EXCERPT PROVIDED
-- begin --

Power mad & slightly Preposterous

28.5.04

Powermad Inc.


So I thought of myself, why not create a beautiful template, that would make you squeal pinch your nipples in childish delight.

But then I thought: no.

And then I thought, why not leave the blog where it is, and let the masses come, and gape at its positioning, handpicked by the adress scrambler of my internet provider, but no. Transport the motherfucker to a web-hotel where you have absolutely no idea where to go or what to do seemed much more...good.

And then I thought, why not save yourself the trouble of looking like a complete moron in your brother's view, asking him silly questions like "How do I change the colour of this column", or "Why are swedish men idiotus maximuses?" but hey. I'm just not that sort of girl.

So afters hours of climbing walls, chewing nails and whining to a brother halfway across the globe - and probably thanking his lucky stars for this - our combined efforts finally paid off.

I (and little Brother-man) bring you the newly standaradized Power Mad. And if you, like myself, are wondering "Dude, where's my archives?" then I would probably think that that was a very good question. Finger-licking nipple-squeezing good, in fact.

26.5.04

"...You and me baby, ain't nothing but mammals, so let's do it like they on the discovery channel."


The first sign that a budding relationship is going to get bad, very bad, bad like an armpit bad - it's by terminology the object of your affection uses.

These are the no-no's.

"Okay, let's run." (after realising that the bill for dinner has mysteriously dwindled to 35 crowns for no apparant reason while he was in the bathroom.)

"Spleenie"- that he calls you by your online screen name as opposed to say, your real name. Despite repeated slaps and screams of "SAY MY NAME BITCH!"

"You turn me on, baby" is replaced by the phrase "My body is prepared for you." You can hear by the slight tremmor of his voice that this is possibly the greatest honour that he can bestow on you, ever.

"I find you very f*ckable" as opposed to, say - "You look very pretty today." Or "Your hair smells good." I would have even settled for a "Your eyes look less beady today than they usually do." I would have settled for less.

Makes you want to get double jointed so you could kick yourself in the dear-e-air. Keep in mind that I'm not excessively violent, I'm not even remotely violent, I wouldn't steal candy from a baby unless it was like a bar of Snickers or Mars or maybe even Twix in a pinch, I'm just tired of the little traditional 'pock' sound ones head makes after ramming it into yet another metaphorical wall.

25.5.04

Lions and Tigers and Berries, Oh My!


"We need to defrost our freezer." he says, obviously drunk.

"Ah, but here is the catch 22- to defrost the freezer, we need a freezer." I say, obviously intellectual and well-read.

-- end --

Collection entries:

-- begin --

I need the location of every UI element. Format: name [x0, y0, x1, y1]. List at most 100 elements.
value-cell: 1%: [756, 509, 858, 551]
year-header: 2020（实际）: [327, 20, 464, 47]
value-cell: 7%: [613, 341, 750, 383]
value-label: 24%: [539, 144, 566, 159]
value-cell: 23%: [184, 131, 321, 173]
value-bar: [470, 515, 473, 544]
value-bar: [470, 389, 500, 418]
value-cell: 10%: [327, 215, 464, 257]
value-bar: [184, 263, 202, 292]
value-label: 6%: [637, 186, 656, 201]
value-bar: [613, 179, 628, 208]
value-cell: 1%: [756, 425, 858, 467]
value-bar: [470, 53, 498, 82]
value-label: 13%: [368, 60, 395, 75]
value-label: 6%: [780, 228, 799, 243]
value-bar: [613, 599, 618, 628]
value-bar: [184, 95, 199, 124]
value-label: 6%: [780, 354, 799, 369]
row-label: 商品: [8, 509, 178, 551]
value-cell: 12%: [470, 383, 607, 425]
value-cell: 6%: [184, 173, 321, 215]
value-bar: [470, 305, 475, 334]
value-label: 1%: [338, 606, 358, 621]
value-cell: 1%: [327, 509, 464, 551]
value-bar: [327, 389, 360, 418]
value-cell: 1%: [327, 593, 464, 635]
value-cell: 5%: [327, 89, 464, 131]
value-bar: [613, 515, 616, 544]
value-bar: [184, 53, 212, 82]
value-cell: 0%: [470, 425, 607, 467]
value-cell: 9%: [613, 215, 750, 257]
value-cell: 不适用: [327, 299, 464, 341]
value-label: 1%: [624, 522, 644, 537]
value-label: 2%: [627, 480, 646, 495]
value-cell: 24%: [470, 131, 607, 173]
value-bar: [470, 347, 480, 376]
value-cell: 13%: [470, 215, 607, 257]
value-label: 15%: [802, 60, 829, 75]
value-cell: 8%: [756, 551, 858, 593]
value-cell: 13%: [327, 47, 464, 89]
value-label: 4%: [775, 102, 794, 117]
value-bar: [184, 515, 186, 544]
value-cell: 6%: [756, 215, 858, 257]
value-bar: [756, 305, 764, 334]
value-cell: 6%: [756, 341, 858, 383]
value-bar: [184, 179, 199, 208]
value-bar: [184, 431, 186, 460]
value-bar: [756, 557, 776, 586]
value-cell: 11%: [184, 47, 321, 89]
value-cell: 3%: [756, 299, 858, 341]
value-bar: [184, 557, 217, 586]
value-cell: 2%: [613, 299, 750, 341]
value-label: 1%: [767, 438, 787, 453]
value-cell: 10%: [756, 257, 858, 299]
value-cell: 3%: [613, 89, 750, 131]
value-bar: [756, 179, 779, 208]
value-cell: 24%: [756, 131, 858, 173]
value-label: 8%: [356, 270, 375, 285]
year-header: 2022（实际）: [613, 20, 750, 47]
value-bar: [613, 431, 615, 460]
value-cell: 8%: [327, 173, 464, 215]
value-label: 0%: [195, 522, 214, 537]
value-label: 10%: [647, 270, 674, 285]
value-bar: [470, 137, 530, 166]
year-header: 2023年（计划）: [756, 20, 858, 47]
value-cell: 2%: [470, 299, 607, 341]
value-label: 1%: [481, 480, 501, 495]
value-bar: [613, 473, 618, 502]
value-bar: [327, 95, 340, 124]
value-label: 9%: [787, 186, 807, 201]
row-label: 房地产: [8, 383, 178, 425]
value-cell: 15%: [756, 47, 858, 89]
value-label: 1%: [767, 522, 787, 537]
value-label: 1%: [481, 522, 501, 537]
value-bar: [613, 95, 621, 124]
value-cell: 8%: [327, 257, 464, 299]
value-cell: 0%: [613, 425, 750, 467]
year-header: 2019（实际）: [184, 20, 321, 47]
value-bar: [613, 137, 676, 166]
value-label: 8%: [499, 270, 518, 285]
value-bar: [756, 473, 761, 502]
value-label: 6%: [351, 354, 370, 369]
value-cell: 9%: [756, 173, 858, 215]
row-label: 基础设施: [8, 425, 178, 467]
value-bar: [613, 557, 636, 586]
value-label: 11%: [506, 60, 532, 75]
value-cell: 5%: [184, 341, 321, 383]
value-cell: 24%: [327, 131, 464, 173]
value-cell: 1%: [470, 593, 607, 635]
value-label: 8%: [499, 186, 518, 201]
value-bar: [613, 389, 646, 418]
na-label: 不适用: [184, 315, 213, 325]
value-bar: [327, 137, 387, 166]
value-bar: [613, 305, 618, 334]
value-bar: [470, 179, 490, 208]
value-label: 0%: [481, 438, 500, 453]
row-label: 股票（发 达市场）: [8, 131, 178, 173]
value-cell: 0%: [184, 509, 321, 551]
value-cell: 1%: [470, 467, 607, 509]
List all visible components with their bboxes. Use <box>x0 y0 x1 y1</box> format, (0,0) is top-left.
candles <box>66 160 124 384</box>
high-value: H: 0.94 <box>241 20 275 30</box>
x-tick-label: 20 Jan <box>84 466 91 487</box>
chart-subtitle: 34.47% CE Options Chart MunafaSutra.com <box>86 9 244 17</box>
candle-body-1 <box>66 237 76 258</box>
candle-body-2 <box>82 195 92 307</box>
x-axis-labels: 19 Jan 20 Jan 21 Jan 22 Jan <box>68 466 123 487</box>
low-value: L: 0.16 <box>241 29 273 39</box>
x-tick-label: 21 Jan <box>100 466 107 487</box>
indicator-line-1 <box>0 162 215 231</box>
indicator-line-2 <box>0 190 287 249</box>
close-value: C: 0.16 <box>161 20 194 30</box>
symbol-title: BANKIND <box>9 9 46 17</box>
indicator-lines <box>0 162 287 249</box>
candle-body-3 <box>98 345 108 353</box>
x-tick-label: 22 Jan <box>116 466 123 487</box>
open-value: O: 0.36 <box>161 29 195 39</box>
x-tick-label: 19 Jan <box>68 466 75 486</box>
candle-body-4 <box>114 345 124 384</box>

-- end --

WRITTEN INSTRUCTION 1
According to the blog, what amount had the dinner bill dwindled to while he was in the bathroom?
WRITTEN INSTRUCTION 2
In the blog, switch "relationship" to "romance" in the passage starting at "The first sign" and ending at "are the no-no's.".
WRITTEN INSTRUCTION 3
Summarize the blog in two sentences.

CORRECT RESULT 1
35 crowns.

CORRECT RESULT 2
The first sign that a budding romance is going to get bad, very bad, bad like an armpit bad - it's by terminology the object of your affection uses.

These are the no-no's.

CORRECT RESULT 3
After hours of struggle and help from a brother halfway across the globe, the writer presents the newly standardized Power Mad, moved to a web-hotel, though the archives are missing. Another entry lists phrases from the object of one's affection that signal a budding relationship is going bad, such as being called by an online screen name or hearing "My body is prepared for you."